→ Short task: Repeat the lines below exactly as they appear, but leave out the images.

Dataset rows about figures
==============================
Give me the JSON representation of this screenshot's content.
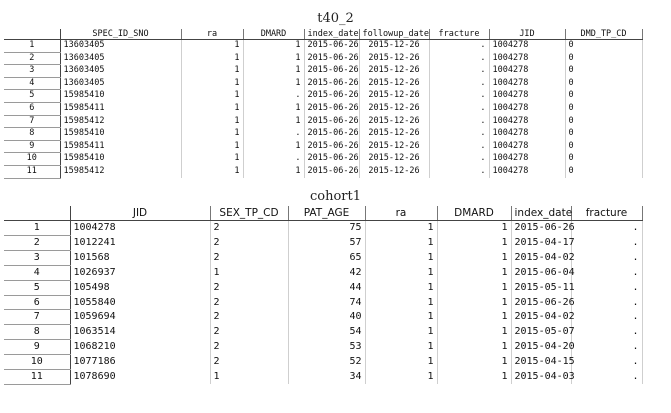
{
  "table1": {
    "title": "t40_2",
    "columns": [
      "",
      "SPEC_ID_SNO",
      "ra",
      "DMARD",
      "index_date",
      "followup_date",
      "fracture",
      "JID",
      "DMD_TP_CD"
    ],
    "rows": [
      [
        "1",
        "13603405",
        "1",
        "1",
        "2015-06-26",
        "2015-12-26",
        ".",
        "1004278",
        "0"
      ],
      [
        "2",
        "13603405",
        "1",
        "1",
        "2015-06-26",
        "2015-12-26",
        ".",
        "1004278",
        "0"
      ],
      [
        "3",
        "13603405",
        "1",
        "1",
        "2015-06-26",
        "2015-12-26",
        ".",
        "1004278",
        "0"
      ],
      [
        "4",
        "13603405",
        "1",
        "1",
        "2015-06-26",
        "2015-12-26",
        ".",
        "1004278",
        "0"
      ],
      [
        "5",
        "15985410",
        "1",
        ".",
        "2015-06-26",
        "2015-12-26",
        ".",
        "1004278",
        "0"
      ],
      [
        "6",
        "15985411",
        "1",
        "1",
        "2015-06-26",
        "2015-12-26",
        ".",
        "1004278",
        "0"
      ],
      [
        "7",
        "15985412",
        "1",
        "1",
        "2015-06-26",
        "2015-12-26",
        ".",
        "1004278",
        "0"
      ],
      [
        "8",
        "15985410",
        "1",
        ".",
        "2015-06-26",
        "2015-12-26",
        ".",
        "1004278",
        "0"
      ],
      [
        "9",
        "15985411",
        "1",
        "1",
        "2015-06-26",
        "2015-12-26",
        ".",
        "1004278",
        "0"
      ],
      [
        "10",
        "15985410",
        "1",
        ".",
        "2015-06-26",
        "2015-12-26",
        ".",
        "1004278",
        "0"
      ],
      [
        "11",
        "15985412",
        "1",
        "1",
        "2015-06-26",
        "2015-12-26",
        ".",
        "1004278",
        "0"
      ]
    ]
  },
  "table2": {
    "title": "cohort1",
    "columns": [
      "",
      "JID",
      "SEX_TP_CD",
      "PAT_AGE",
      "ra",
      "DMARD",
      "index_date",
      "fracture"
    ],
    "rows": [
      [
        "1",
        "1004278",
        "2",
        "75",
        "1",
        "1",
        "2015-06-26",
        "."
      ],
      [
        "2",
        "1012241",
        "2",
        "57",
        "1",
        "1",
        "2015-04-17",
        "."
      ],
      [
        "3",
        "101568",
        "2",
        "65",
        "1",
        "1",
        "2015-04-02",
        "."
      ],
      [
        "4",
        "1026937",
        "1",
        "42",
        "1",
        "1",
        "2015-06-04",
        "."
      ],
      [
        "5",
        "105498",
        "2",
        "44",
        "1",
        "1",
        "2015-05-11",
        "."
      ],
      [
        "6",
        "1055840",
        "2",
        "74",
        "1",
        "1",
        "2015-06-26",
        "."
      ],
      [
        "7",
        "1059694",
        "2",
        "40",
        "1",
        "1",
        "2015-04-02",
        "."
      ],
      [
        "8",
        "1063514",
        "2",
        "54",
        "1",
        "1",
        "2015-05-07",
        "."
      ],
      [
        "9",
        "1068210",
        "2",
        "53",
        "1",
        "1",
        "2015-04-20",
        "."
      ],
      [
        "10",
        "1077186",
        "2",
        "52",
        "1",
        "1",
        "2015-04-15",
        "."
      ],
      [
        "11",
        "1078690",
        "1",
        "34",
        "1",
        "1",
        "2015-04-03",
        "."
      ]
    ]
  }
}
==============================
→ Result of this exercise:
Give me the JSON representation of this screenshot's content.
{
  "table1": {
    "title": "t40_2",
    "columns": [
      "",
      "SPEC_ID_SNO",
      "ra",
      "DMARD",
      "index_date",
      "followup_date",
      "fracture",
      "JID",
      "DMD_TP_CD"
    ],
    "rows": [
      [
        "1",
        "13603405",
        "1",
        "1",
        "2015-06-26",
        "2015-12-26",
        ".",
        "1004278",
        "0"
      ],
      [
        "2",
        "13603405",
        "1",
        "1",
        "2015-06-26",
        "2015-12-26",
        ".",
        "1004278",
        "0"
      ],
      [
        "3",
        "13603405",
        "1",
        "1",
        "2015-06-26",
        "2015-12-26",
        ".",
        "1004278",
        "0"
      ],
      [
        "4",
        "13603405",
        "1",
        "1",
        "2015-06-26",
        "2015-12-26",
        ".",
        "1004278",
        "0"
      ],
      [
        "5",
        "15985410",
        "1",
        ".",
        "2015-06-26",
        "2015-12-26",
        ".",
        "1004278",
        "0"
      ],
      [
        "6",
        "15985411",
        "1",
        "1",
        "2015-06-26",
        "2015-12-26",
        ".",
        "1004278",
        "0"
      ],
      [
        "7",
        "15985412",
        "1",
        "1",
        "2015-06-26",
        "2015-12-26",
        ".",
        "1004278",
        "0"
      ],
      [
        "8",
        "15985410",
        "1",
        ".",
        "2015-06-26",
        "2015-12-26",
        ".",
        "1004278",
        "0"
      ],
      [
        "9",
        "15985411",
        "1",
        "1",
        "2015-06-26",
        "2015-12-26",
        ".",
        "1004278",
        "0"
      ],
      [
        "10",
        "15985410",
        "1",
        ".",
        "2015-06-26",
        "2015-12-26",
        ".",
        "1004278",
        "0"
      ],
      [
        "11",
        "15985412",
        "1",
        "1",
        "2015-06-26",
        "2015-12-26",
        ".",
        "1004278",
        "0"
      ]
    ]
  },
  "table2": {
    "title": "cohort1",
    "columns": [
      "",
      "JID",
      "SEX_TP_CD",
      "PAT_AGE",
      "ra",
      "DMARD",
      "index_date",
      "fracture"
    ],
    "rows": [
      [
        "1",
        "1004278",
        "2",
        "75",
        "1",
        "1",
        "2015-06-26",
        "."
      ],
      [
        "2",
        "1012241",
        "2",
        "57",
        "1",
        "1",
        "2015-04-17",
        "."
      ],
      [
        "3",
        "101568",
        "2",
        "65",
        "1",
        "1",
        "2015-04-02",
        "."
      ],
      [
        "4",
        "1026937",
        "1",
        "42",
        "1",
        "1",
        "2015-06-04",
        "."
      ],
      [
        "5",
        "105498",
        "2",
        "44",
        "1",
        "1",
        "2015-05-11",
        "."
      ],
      [
        "6",
        "1055840",
        "2",
        "74",
        "1",
        "1",
        "2015-06-26",
        "."
      ],
      [
        "7",
        "1059694",
        "2",
        "40",
        "1",
        "1",
        "2015-04-02",
        "."
      ],
      [
        "8",
        "1063514",
        "2",
        "54",
        "1",
        "1",
        "2015-05-07",
        "."
      ],
      [
        "9",
        "1068210",
        "2",
        "53",
        "1",
        "1",
        "2015-04-20",
        "."
      ],
      [
        "10",
        "1077186",
        "2",
        "52",
        "1",
        "1",
        "2015-04-15",
        "."
      ],
      [
        "11",
        "1078690",
        "1",
        "34",
        "1",
        "1",
        "2015-04-03",
        "."
      ]
    ]
  }
}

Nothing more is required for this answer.